== What to do ==
All of the lines below are to be transcribed faithfully, with pictures excluded from the copy.

== Supplied data ==
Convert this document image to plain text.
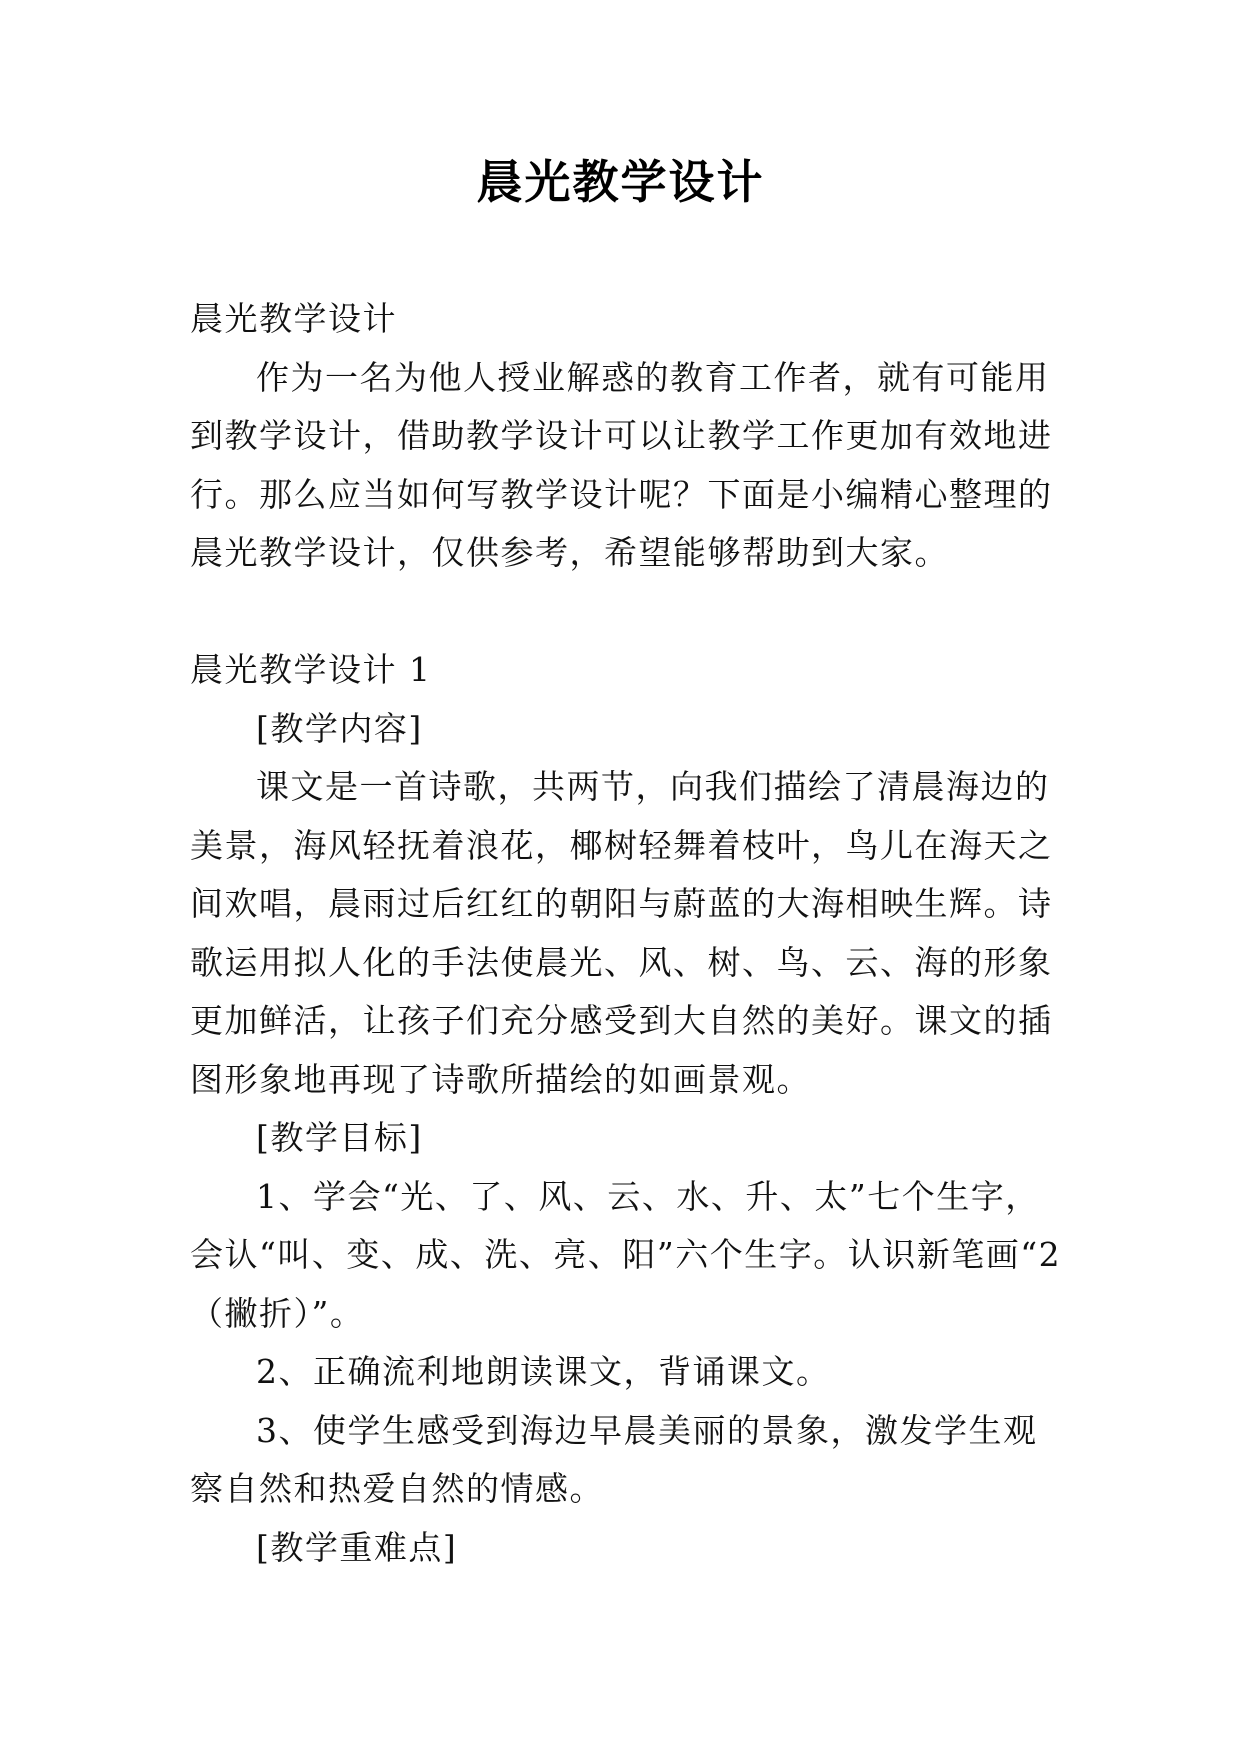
晨光教学设计

晨光教学设计

作为一名为他人授业解惑的教育工作者，就有可能用到教学设计，借助教学设计可以让教学工作更加有效地进行。那么应当如何写教学设计呢？下面是小编精心整理的晨光教学设计，仅供参考，希望能够帮助到大家。

晨光教学设计 1

[教学内容]

课文是一首诗歌，共两节，向我们描绘了清晨海边的美景，海风轻抚着浪花，椰树轻舞着枝叶，鸟儿在海天之间欢唱，晨雨过后红红的朝阳与蔚蓝的大海相映生辉。诗歌运用拟人化的手法使晨光、风、树、鸟、云、海的形象更加鲜活，让孩子们充分感受到大自然的美好。课文的插图形象地再现了诗歌所描绘的如画景观。

[教学目标]

1、学会“光、了、风、云、水、升、太”七个生字，会认“叫、变、成、洗、亮、阳”六个生字。认识新笔画“2（撇折）”。

2、正确流利地朗读课文，背诵课文。

3、使学生感受到海边早晨美丽的景象，激发学生观察自然和热爱自然的情感。

[教学重难点]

== Problem solution ==
Convert this document image to plain text.
晨光教学设计

晨光教学设计

作为一名为他人授业解惑的教育工作者，就有可能用到教学设计，借助教学设计可以让教学工作更加有效地进行。那么应当如何写教学设计呢？下面是小编精心整理的晨光教学设计，仅供参考，希望能够帮助到大家。

晨光教学设计 1

[教学内容]

课文是一首诗歌，共两节，向我们描绘了清晨海边的美景，海风轻抚着浪花，椰树轻舞着枝叶，鸟儿在海天之间欢唱，晨雨过后红红的朝阳与蔚蓝的大海相映生辉。诗歌运用拟人化的手法使晨光、风、树、鸟、云、海的形象更加鲜活，让孩子们充分感受到大自然的美好。课文的插图形象地再现了诗歌所描绘的如画景观。

[教学目标]

1、学会“光、了、风、云、水、升、太”七个生字，会认“叫、变、成、洗、亮、阳”六个生字。认识新笔画“2（撇折）”。

2、正确流利地朗读课文，背诵课文。

3、使学生感受到海边早晨美丽的景象，激发学生观察自然和热爱自然的情感。

[教学重难点]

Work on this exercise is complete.